(Materials provided):
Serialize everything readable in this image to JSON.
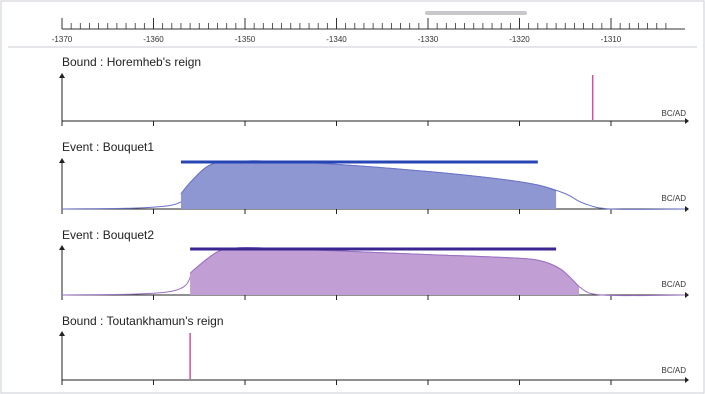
{
  "timeline_axis": {
    "range": [
      -1370,
      -1304
    ],
    "labeled_ticks": [
      -1370,
      -1360,
      -1350,
      -1340,
      -1330,
      -1320,
      -1310
    ],
    "minor_step": 1
  },
  "colors": {
    "frame": "#c9ccd3",
    "bound_line": "#d44f9a",
    "bouquet1_fill": "#8f97d3",
    "bouquet1_curve": "#6a73c6",
    "bouquet1_bar": "#2845b5",
    "bouquet2_fill": "#c19ed4",
    "bouquet2_curve": "#9a6fc2",
    "bouquet2_bar": "#3b2590",
    "scrollbar": "#c8c8cc"
  },
  "chart_data": [
    {
      "type": "line",
      "title": "Bound  :  Horemheb's reign",
      "xlabel": "BC/AD",
      "kind": "bound",
      "bound_date": -1312
    },
    {
      "type": "area",
      "title": "Event : Bouquet1",
      "xlabel": "BC/AD",
      "kind": "event",
      "x": [
        -1380,
        -1358,
        -1356,
        -1354,
        -1352,
        -1348,
        -1340,
        -1330,
        -1322,
        -1318,
        -1315,
        -1313,
        -1310,
        -1300
      ],
      "y": [
        0,
        0.08,
        0.55,
        0.9,
        0.98,
        1.0,
        0.93,
        0.78,
        0.62,
        0.5,
        0.32,
        0.12,
        0,
        0
      ],
      "hpd_interval": [
        -1357,
        -1316
      ],
      "credible_interval": [
        -1357,
        -1318
      ]
    },
    {
      "type": "area",
      "title": "Event : Bouquet2",
      "xlabel": "BC/AD",
      "kind": "event",
      "x": [
        -1380,
        -1358,
        -1355.5,
        -1353,
        -1351,
        -1348,
        -1340,
        -1330,
        -1322,
        -1318,
        -1315.5,
        -1313.5,
        -1311,
        -1300
      ],
      "y": [
        0,
        0.08,
        0.55,
        0.92,
        1.0,
        1.0,
        0.94,
        0.86,
        0.8,
        0.74,
        0.55,
        0.18,
        0,
        0
      ],
      "hpd_interval": [
        -1356,
        -1313.5
      ],
      "credible_interval": [
        -1356,
        -1316
      ]
    },
    {
      "type": "line",
      "title": "Bound  :  Toutankhamun's reign",
      "xlabel": "BC/AD",
      "kind": "bound",
      "bound_date": -1356
    }
  ]
}
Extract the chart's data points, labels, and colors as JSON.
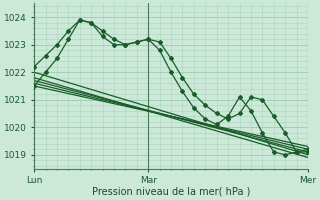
{
  "xlabel": "Pression niveau de la mer( hPa )",
  "bg_color": "#cce8d8",
  "grid_color": "#99ccb0",
  "line_color": "#1a5c28",
  "ylim": [
    1018.5,
    1024.5
  ],
  "xlim": [
    0,
    48
  ],
  "x_ticks": [
    0,
    20,
    48
  ],
  "x_tick_labels": [
    "Lun",
    "Mar",
    "Mer"
  ],
  "y_ticks": [
    1019,
    1020,
    1021,
    1022,
    1023,
    1024
  ],
  "vlines": [
    0,
    20,
    48
  ],
  "straight_lines": [
    {
      "x": [
        0,
        48
      ],
      "y": [
        1022.0,
        1019.0
      ]
    },
    {
      "x": [
        0,
        48
      ],
      "y": [
        1021.8,
        1018.9
      ]
    },
    {
      "x": [
        0,
        48
      ],
      "y": [
        1021.7,
        1019.1
      ]
    },
    {
      "x": [
        0,
        48
      ],
      "y": [
        1021.6,
        1019.2
      ]
    },
    {
      "x": [
        0,
        48
      ],
      "y": [
        1021.5,
        1019.3
      ]
    }
  ],
  "peaked_lines": [
    {
      "x": [
        0,
        2,
        4,
        6,
        8,
        10,
        12,
        14,
        16,
        18,
        20,
        22,
        24,
        26,
        28,
        30,
        32,
        34,
        36,
        38,
        40,
        42,
        44,
        46,
        48
      ],
      "y": [
        1022.2,
        1022.6,
        1023.0,
        1023.5,
        1023.9,
        1023.8,
        1023.5,
        1023.2,
        1023.0,
        1023.1,
        1023.2,
        1023.1,
        1022.5,
        1021.8,
        1021.2,
        1020.8,
        1020.5,
        1020.3,
        1020.5,
        1021.1,
        1021.0,
        1020.4,
        1019.8,
        1019.1,
        1019.1
      ]
    },
    {
      "x": [
        0,
        2,
        4,
        6,
        8,
        10,
        12,
        14,
        16,
        18,
        20,
        22,
        24,
        26,
        28,
        30,
        32,
        34,
        36,
        38,
        40,
        42,
        44,
        46,
        48
      ],
      "y": [
        1021.5,
        1022.0,
        1022.5,
        1023.2,
        1023.9,
        1023.8,
        1023.3,
        1023.0,
        1023.0,
        1023.1,
        1023.2,
        1022.8,
        1022.0,
        1021.3,
        1020.7,
        1020.3,
        1020.1,
        1020.4,
        1021.1,
        1020.6,
        1019.8,
        1019.1,
        1019.0,
        1019.1,
        1019.2
      ]
    }
  ]
}
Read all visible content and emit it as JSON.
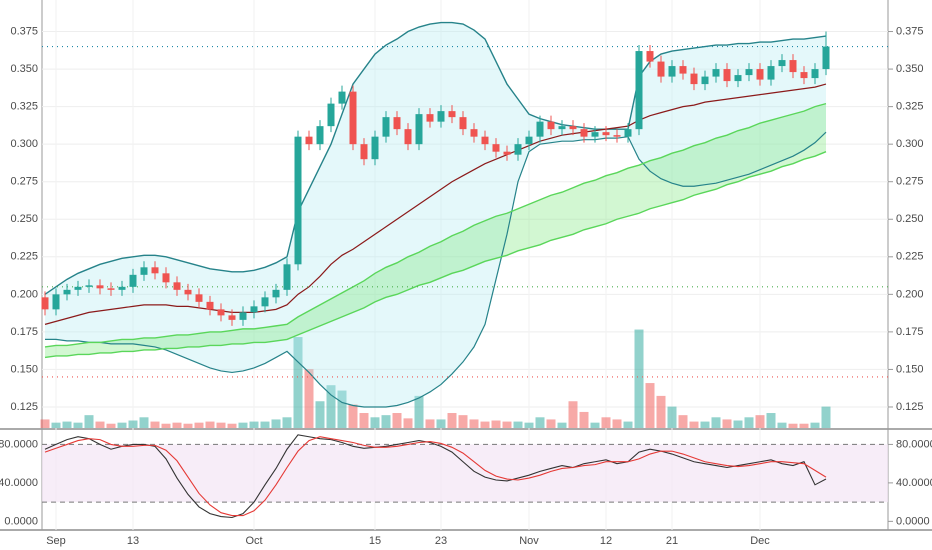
{
  "chart_data": [
    {
      "type": "candlestick",
      "categories": [
        null,
        "Sep",
        null,
        null,
        null,
        null,
        null,
        null,
        "13",
        null,
        null,
        null,
        null,
        null,
        null,
        null,
        null,
        null,
        null,
        "Oct",
        null,
        null,
        null,
        null,
        null,
        null,
        null,
        null,
        null,
        null,
        "15",
        null,
        null,
        null,
        null,
        null,
        "23",
        null,
        null,
        null,
        null,
        null,
        null,
        null,
        "Nov",
        null,
        null,
        null,
        null,
        null,
        null,
        "12",
        null,
        null,
        null,
        null,
        null,
        "21",
        null,
        null,
        null,
        null,
        null,
        null,
        null,
        "Dec",
        null,
        null,
        null,
        null,
        null,
        null
      ],
      "open": [
        0.198,
        0.19,
        0.2,
        0.203,
        0.205,
        0.206,
        0.204,
        0.203,
        0.205,
        0.213,
        0.218,
        0.214,
        0.208,
        0.203,
        0.2,
        0.195,
        0.19,
        0.186,
        0.183,
        0.188,
        0.192,
        0.198,
        0.203,
        0.22,
        0.305,
        0.3,
        0.312,
        0.327,
        0.335,
        0.3,
        0.29,
        0.305,
        0.318,
        0.31,
        0.3,
        0.32,
        0.315,
        0.322,
        0.318,
        0.31,
        0.305,
        0.3,
        0.295,
        0.293,
        0.3,
        0.305,
        0.315,
        0.31,
        0.312,
        0.31,
        0.305,
        0.308,
        0.306,
        0.305,
        0.31,
        0.362,
        0.355,
        0.345,
        0.352,
        0.347,
        0.34,
        0.345,
        0.35,
        0.342,
        0.346,
        0.35,
        0.343,
        0.352,
        0.356,
        0.348,
        0.344,
        0.35
      ],
      "high": [
        0.202,
        0.204,
        0.207,
        0.209,
        0.21,
        0.21,
        0.208,
        0.209,
        0.217,
        0.222,
        0.222,
        0.218,
        0.212,
        0.207,
        0.204,
        0.199,
        0.194,
        0.19,
        0.192,
        0.196,
        0.202,
        0.207,
        0.224,
        0.309,
        0.309,
        0.316,
        0.331,
        0.339,
        0.339,
        0.304,
        0.309,
        0.322,
        0.322,
        0.314,
        0.324,
        0.324,
        0.326,
        0.326,
        0.322,
        0.314,
        0.309,
        0.304,
        0.299,
        0.304,
        0.309,
        0.319,
        0.319,
        0.316,
        0.316,
        0.314,
        0.312,
        0.312,
        0.31,
        0.314,
        0.366,
        0.366,
        0.359,
        0.356,
        0.356,
        0.351,
        0.349,
        0.354,
        0.354,
        0.35,
        0.354,
        0.354,
        0.356,
        0.36,
        0.36,
        0.352,
        0.354,
        0.375
      ],
      "low": [
        0.186,
        0.186,
        0.196,
        0.199,
        0.201,
        0.2,
        0.199,
        0.199,
        0.201,
        0.209,
        0.21,
        0.204,
        0.199,
        0.196,
        0.191,
        0.186,
        0.182,
        0.179,
        0.179,
        0.184,
        0.188,
        0.194,
        0.199,
        0.216,
        0.296,
        0.296,
        0.308,
        0.323,
        0.296,
        0.286,
        0.286,
        0.301,
        0.306,
        0.296,
        0.296,
        0.311,
        0.311,
        0.314,
        0.306,
        0.301,
        0.296,
        0.291,
        0.289,
        0.289,
        0.296,
        0.301,
        0.306,
        0.306,
        0.306,
        0.301,
        0.301,
        0.302,
        0.301,
        0.301,
        0.306,
        0.351,
        0.341,
        0.341,
        0.343,
        0.336,
        0.336,
        0.341,
        0.338,
        0.338,
        0.342,
        0.339,
        0.339,
        0.348,
        0.344,
        0.34,
        0.34,
        0.346
      ],
      "close": [
        0.19,
        0.2,
        0.203,
        0.205,
        0.206,
        0.204,
        0.203,
        0.205,
        0.213,
        0.218,
        0.214,
        0.208,
        0.203,
        0.2,
        0.195,
        0.19,
        0.186,
        0.183,
        0.188,
        0.192,
        0.198,
        0.203,
        0.22,
        0.305,
        0.3,
        0.312,
        0.327,
        0.335,
        0.3,
        0.29,
        0.305,
        0.318,
        0.31,
        0.3,
        0.32,
        0.315,
        0.322,
        0.318,
        0.31,
        0.305,
        0.3,
        0.295,
        0.293,
        0.3,
        0.305,
        0.315,
        0.31,
        0.312,
        0.31,
        0.305,
        0.308,
        0.306,
        0.305,
        0.31,
        0.362,
        0.355,
        0.345,
        0.352,
        0.347,
        0.34,
        0.345,
        0.35,
        0.342,
        0.346,
        0.35,
        0.343,
        0.352,
        0.356,
        0.348,
        0.344,
        0.35,
        0.365
      ],
      "volume": [
        8,
        5,
        6,
        5,
        12,
        6,
        4,
        5,
        7,
        10,
        6,
        4,
        5,
        4,
        5,
        6,
        5,
        4,
        5,
        6,
        6,
        8,
        10,
        85,
        55,
        25,
        40,
        35,
        22,
        14,
        10,
        12,
        14,
        9,
        30,
        8,
        8,
        14,
        12,
        8,
        6,
        7,
        6,
        6,
        5,
        10,
        8,
        5,
        25,
        15,
        5,
        10,
        8,
        6,
        92,
        42,
        30,
        20,
        12,
        6,
        6,
        10,
        8,
        7,
        10,
        12,
        14,
        5,
        4,
        4,
        5,
        20
      ],
      "vlim": [
        0,
        400
      ],
      "up_color": "#26a69a",
      "down_color": "#ef5350",
      "series": [
        {
          "color": "#26838a",
          "band_fill": "#b2ebf2",
          "values": [
            0.2,
            0.205,
            0.21,
            0.214,
            0.217,
            0.22,
            0.222,
            0.224,
            0.225,
            0.226,
            0.226,
            0.225,
            0.223,
            0.221,
            0.219,
            0.217,
            0.216,
            0.215,
            0.215,
            0.216,
            0.218,
            0.221,
            0.225,
            0.255,
            0.27,
            0.285,
            0.3,
            0.32,
            0.34,
            0.35,
            0.36,
            0.366,
            0.37,
            0.375,
            0.378,
            0.38,
            0.381,
            0.381,
            0.38,
            0.376,
            0.37,
            0.355,
            0.34,
            0.33,
            0.32,
            0.317,
            0.315,
            0.313,
            0.312,
            0.311,
            0.31,
            0.31,
            0.31,
            0.31,
            0.345,
            0.355,
            0.36,
            0.362,
            0.363,
            0.364,
            0.365,
            0.366,
            0.366,
            0.367,
            0.367,
            0.368,
            0.368,
            0.369,
            0.37,
            0.37,
            0.371,
            0.372
          ]
        },
        {
          "color": "#26838a",
          "values": [
            0.17,
            0.17,
            0.169,
            0.169,
            0.168,
            0.168,
            0.167,
            0.167,
            0.167,
            0.166,
            0.165,
            0.163,
            0.16,
            0.157,
            0.154,
            0.151,
            0.149,
            0.148,
            0.149,
            0.151,
            0.154,
            0.158,
            0.162,
            0.155,
            0.148,
            0.14,
            0.133,
            0.128,
            0.126,
            0.125,
            0.125,
            0.125,
            0.126,
            0.128,
            0.131,
            0.135,
            0.14,
            0.147,
            0.155,
            0.165,
            0.18,
            0.21,
            0.24,
            0.275,
            0.295,
            0.3,
            0.301,
            0.302,
            0.302,
            0.303,
            0.303,
            0.304,
            0.304,
            0.305,
            0.29,
            0.282,
            0.277,
            0.274,
            0.272,
            0.272,
            0.273,
            0.274,
            0.276,
            0.278,
            0.28,
            0.283,
            0.286,
            0.289,
            0.292,
            0.296,
            0.301,
            0.308
          ]
        },
        {
          "color": "#8b1a1a",
          "values": [
            0.18,
            0.182,
            0.184,
            0.186,
            0.188,
            0.189,
            0.19,
            0.191,
            0.192,
            0.193,
            0.193,
            0.193,
            0.192,
            0.192,
            0.191,
            0.19,
            0.189,
            0.188,
            0.188,
            0.188,
            0.189,
            0.19,
            0.193,
            0.2,
            0.205,
            0.212,
            0.22,
            0.226,
            0.23,
            0.235,
            0.24,
            0.245,
            0.25,
            0.255,
            0.26,
            0.265,
            0.27,
            0.275,
            0.279,
            0.283,
            0.287,
            0.29,
            0.293,
            0.296,
            0.299,
            0.302,
            0.304,
            0.306,
            0.307,
            0.308,
            0.309,
            0.31,
            0.311,
            0.312,
            0.316,
            0.319,
            0.321,
            0.323,
            0.325,
            0.326,
            0.328,
            0.329,
            0.33,
            0.331,
            0.332,
            0.333,
            0.334,
            0.335,
            0.336,
            0.337,
            0.338,
            0.34
          ]
        },
        {
          "color": "#5ad65a",
          "band_fill": "#7ee87e",
          "values": [
            0.165,
            0.166,
            0.166,
            0.167,
            0.168,
            0.168,
            0.169,
            0.17,
            0.17,
            0.171,
            0.171,
            0.172,
            0.173,
            0.173,
            0.174,
            0.175,
            0.175,
            0.176,
            0.177,
            0.177,
            0.178,
            0.179,
            0.18,
            0.185,
            0.189,
            0.193,
            0.197,
            0.201,
            0.205,
            0.209,
            0.214,
            0.218,
            0.221,
            0.225,
            0.228,
            0.232,
            0.235,
            0.239,
            0.242,
            0.246,
            0.249,
            0.252,
            0.254,
            0.257,
            0.26,
            0.263,
            0.266,
            0.268,
            0.271,
            0.274,
            0.276,
            0.279,
            0.281,
            0.284,
            0.286,
            0.289,
            0.291,
            0.294,
            0.296,
            0.299,
            0.301,
            0.304,
            0.306,
            0.309,
            0.311,
            0.314,
            0.316,
            0.318,
            0.32,
            0.322,
            0.325,
            0.327
          ]
        },
        {
          "color": "#5ad65a",
          "values": [
            0.158,
            0.159,
            0.159,
            0.16,
            0.16,
            0.161,
            0.161,
            0.162,
            0.162,
            0.163,
            0.163,
            0.164,
            0.164,
            0.165,
            0.165,
            0.166,
            0.166,
            0.167,
            0.167,
            0.168,
            0.168,
            0.169,
            0.17,
            0.173,
            0.176,
            0.179,
            0.182,
            0.185,
            0.188,
            0.191,
            0.195,
            0.198,
            0.2,
            0.203,
            0.206,
            0.208,
            0.211,
            0.214,
            0.216,
            0.219,
            0.222,
            0.224,
            0.226,
            0.229,
            0.231,
            0.233,
            0.236,
            0.238,
            0.24,
            0.243,
            0.245,
            0.247,
            0.25,
            0.252,
            0.254,
            0.257,
            0.259,
            0.261,
            0.263,
            0.266,
            0.268,
            0.27,
            0.273,
            0.275,
            0.278,
            0.28,
            0.282,
            0.285,
            0.287,
            0.29,
            0.292,
            0.295
          ]
        }
      ],
      "hlines": [
        {
          "value": 0.365,
          "color": "#1e88a8"
        },
        {
          "value": 0.205,
          "color": "#4caf50"
        },
        {
          "value": 0.145,
          "color": "#ef5350"
        }
      ],
      "ylim": [
        0.111,
        0.396
      ],
      "yticks": [
        0.125,
        {
          "value": 0.15,
          "label": "0.150"
        },
        0.175,
        {
          "value": 0.2,
          "label": "0.200"
        },
        0.225,
        {
          "value": 0.25,
          "label": "0.250"
        },
        0.275,
        {
          "value": 0.3,
          "label": "0.300"
        },
        0.325,
        {
          "value": 0.35,
          "label": "0.350"
        },
        0.375
      ],
      "grid": true
    },
    {
      "type": "line",
      "series": [
        {
          "color": "#333333",
          "values": [
            75,
            80,
            85,
            88,
            86,
            80,
            75,
            78,
            80,
            80,
            78,
            65,
            45,
            28,
            15,
            8,
            5,
            4,
            8,
            20,
            38,
            55,
            75,
            90,
            88,
            86,
            85,
            82,
            78,
            76,
            77,
            78,
            80,
            82,
            84,
            82,
            78,
            72,
            62,
            52,
            46,
            43,
            42,
            45,
            48,
            52,
            55,
            58,
            56,
            60,
            62,
            64,
            60,
            62,
            72,
            75,
            73,
            70,
            66,
            62,
            60,
            58,
            56,
            58,
            60,
            62,
            64,
            60,
            58,
            62,
            38,
            44
          ]
        },
        {
          "color": "#e53935",
          "values": [
            72,
            76,
            80,
            84,
            86,
            85,
            80,
            78,
            78,
            79,
            79,
            74,
            63,
            46,
            29,
            17,
            9,
            6,
            6,
            11,
            22,
            38,
            56,
            73,
            84,
            88,
            86,
            84,
            82,
            79,
            77,
            77,
            78,
            80,
            82,
            83,
            81,
            77,
            71,
            62,
            53,
            47,
            44,
            43,
            45,
            48,
            52,
            55,
            56,
            58,
            59,
            62,
            62,
            62,
            65,
            70,
            73,
            73,
            70,
            66,
            62,
            60,
            58,
            57,
            58,
            60,
            62,
            62,
            61,
            60,
            53,
            46
          ]
        }
      ],
      "levels": [
        80,
        20
      ],
      "ylim": [
        -9,
        95
      ],
      "yticks": [
        {
          "value": 0,
          "label": "0.0000"
        },
        {
          "value": 40,
          "label": "40.0000"
        },
        {
          "value": 80,
          "label": "80.0000"
        }
      ]
    }
  ]
}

(Job): Note every line above where the string "JSON" shows up, and copy those lines.

(Result):
Serialize everything readable in this image to JSON.
Extract the chart's data points, labels, and colors as JSON.
Read all visible content and emit it as JSON.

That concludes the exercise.